# frame reinforcement ?



## OG83SUPREME (Feb 25, 2011)

i here a lot about taking the body off the car and reinforce it the right way ,,now i understand reinforcing everything in the front like the cross member a arms upper and lower everything around the engine spring perches ball joints everything cause ive seen things break in front i even understand reinforcing everything in the back upper and lower trailer arms rear axles put a bridge on back plate everything 3/8 and 1/4 in so it want buckle i even seen stuff like that break 
But why do you have too reinforce that stripe under the doors ,thats the only part i cant get too ,and ive never heard of any crazy stories of that breaking anybody got any crazy stories of that breaking


----------



## LOCOS4LIFE(323) (Jul 25, 2009)

> _Originally posted by OG83SUPREME_@Feb 26 2011, 10:52 AM~19966428
> *i here a lot about taking the body off the car and reinforce it the right way ,,now i understand reinforcing everything in the front like the cross member a arms upper and lower everything around the engine spring perches ball joints everything cause ive seen things break in front i even understand reinforcing everything in the back upper and lower trailer arms rear axles put a bridge on back plate everything 3/8 and 1/4 in so it want buckle i even seen stuff like that break
> But why do you have too reinforce that stripe under the doors ,thats the only part i cant get too  ,and ive never heard of any crazy stories of that breaking anybody got any crazy stories of that breaking
> *



I dont have a story but unless your going for the big inches 3/8 or 1/4 its to much !!! use 3/16 homie !

Dataset:
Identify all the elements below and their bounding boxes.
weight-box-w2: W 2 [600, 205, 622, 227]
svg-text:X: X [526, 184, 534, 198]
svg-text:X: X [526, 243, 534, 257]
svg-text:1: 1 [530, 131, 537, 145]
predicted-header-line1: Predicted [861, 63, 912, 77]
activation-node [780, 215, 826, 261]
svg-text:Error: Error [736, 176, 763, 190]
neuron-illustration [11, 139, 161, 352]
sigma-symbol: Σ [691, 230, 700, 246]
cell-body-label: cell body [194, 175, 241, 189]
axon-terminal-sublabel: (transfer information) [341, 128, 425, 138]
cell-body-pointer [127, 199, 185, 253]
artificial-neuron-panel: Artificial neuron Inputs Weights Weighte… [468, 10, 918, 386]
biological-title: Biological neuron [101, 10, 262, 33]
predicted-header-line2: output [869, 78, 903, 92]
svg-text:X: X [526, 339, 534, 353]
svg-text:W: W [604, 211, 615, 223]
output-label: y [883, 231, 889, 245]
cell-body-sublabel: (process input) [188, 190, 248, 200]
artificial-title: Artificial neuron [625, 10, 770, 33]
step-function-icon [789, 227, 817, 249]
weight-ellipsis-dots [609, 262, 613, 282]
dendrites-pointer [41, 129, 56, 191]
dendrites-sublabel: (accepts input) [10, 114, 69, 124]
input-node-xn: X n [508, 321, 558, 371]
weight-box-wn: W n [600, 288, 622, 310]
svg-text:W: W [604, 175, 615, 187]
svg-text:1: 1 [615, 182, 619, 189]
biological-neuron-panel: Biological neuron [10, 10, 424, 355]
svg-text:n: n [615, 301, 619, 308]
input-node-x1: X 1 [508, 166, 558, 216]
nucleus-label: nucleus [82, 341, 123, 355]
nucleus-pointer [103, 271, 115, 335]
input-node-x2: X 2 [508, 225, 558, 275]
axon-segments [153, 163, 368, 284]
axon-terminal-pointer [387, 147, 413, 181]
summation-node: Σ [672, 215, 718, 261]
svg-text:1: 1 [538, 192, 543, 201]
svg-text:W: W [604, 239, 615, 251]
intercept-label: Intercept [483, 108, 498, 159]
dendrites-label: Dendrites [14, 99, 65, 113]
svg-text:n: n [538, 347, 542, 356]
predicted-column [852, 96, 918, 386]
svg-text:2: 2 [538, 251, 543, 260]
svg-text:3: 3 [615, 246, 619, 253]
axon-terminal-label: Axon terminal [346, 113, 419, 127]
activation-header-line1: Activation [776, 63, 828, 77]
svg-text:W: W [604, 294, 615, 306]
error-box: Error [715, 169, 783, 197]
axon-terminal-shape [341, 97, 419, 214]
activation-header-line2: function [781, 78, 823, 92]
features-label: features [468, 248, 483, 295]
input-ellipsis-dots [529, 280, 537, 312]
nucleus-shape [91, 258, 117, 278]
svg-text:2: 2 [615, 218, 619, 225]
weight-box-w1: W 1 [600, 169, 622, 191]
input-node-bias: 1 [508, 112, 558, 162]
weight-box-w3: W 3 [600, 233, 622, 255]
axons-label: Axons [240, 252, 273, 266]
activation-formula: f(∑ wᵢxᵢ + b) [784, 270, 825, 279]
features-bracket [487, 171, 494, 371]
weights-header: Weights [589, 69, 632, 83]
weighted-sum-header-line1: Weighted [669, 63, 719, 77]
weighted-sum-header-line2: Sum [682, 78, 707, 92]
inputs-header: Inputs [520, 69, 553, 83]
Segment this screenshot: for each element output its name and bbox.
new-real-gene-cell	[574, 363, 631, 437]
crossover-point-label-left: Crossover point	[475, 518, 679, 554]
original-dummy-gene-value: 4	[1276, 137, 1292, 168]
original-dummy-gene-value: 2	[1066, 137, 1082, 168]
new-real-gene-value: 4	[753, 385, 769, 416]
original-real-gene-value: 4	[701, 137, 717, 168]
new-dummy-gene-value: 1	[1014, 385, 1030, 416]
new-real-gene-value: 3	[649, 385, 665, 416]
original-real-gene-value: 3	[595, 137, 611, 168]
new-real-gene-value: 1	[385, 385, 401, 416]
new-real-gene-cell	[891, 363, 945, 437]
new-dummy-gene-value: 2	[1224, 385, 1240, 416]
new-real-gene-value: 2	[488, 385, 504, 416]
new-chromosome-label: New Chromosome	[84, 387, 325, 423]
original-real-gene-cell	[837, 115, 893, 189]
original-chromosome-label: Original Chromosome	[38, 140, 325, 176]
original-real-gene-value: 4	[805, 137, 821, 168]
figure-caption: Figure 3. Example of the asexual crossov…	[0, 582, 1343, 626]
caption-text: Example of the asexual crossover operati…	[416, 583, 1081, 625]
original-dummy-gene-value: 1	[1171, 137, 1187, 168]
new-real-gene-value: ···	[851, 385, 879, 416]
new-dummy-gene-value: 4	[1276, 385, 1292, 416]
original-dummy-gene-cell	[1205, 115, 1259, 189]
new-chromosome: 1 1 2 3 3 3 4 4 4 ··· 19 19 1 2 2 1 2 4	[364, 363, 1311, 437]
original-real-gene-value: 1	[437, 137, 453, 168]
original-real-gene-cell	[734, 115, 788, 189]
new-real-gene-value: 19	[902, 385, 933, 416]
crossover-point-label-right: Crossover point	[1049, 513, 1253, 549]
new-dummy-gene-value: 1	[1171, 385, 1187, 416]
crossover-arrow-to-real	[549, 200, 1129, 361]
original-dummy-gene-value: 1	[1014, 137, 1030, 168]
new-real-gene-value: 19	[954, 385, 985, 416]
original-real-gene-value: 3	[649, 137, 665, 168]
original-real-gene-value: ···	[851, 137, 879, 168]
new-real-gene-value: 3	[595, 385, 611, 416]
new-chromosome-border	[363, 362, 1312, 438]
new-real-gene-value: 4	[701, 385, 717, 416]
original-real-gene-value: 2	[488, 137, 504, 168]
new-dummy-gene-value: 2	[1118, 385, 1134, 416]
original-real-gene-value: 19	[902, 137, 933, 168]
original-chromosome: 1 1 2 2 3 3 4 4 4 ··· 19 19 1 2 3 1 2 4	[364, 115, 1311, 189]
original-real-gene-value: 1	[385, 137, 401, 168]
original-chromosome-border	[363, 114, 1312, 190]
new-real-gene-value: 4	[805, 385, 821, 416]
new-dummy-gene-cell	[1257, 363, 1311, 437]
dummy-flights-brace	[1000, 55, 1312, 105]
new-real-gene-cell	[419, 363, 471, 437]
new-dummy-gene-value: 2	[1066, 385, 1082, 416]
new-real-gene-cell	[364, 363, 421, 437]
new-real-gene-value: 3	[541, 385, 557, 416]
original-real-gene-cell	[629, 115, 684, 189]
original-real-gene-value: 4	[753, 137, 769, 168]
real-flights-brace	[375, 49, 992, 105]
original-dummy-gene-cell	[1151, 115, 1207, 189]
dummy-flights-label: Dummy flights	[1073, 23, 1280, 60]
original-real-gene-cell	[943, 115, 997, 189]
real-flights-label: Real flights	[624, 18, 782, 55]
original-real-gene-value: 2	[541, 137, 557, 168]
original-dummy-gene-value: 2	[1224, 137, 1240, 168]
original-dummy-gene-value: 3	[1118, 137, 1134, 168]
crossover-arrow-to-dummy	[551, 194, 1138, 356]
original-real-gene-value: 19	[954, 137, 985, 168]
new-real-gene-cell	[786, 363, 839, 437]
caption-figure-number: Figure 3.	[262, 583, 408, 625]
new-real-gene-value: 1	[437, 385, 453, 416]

What this task involves:
Transcribe the forum thread on frame reinforcement from "## LOCOS4LIFE(323) (Jul" to "3/16 homie !".

Solved exercise:
## LOCOS4LIFE(323) (Jul 25, 2009)

> _Originally posted by OG83SUPREME_@Feb 26 2011, 10:52 AM~19966428
> *i here a lot about taking the body off the car and reinforce it the right way ,,now i understand reinforcing everything in the front like the cross member a arms upper and lower everything around the engine spring perches ball joints everything cause ive seen things break in front i even understand reinforcing everything in the back upper and lower trailer arms rear axles put a bridge on back plate everything 3/8 and 1/4 in so it want buckle i even seen stuff like that break
> But why do you have too reinforce that stripe under the doors ,thats the only part i cant get too  ,and ive never heard of any crazy stories of that breaking anybody got any crazy stories of that breaking
> *



I dont have a story but unless your going for the big inches 3/8 or 1/4 its to much !!! use 3/16 homie !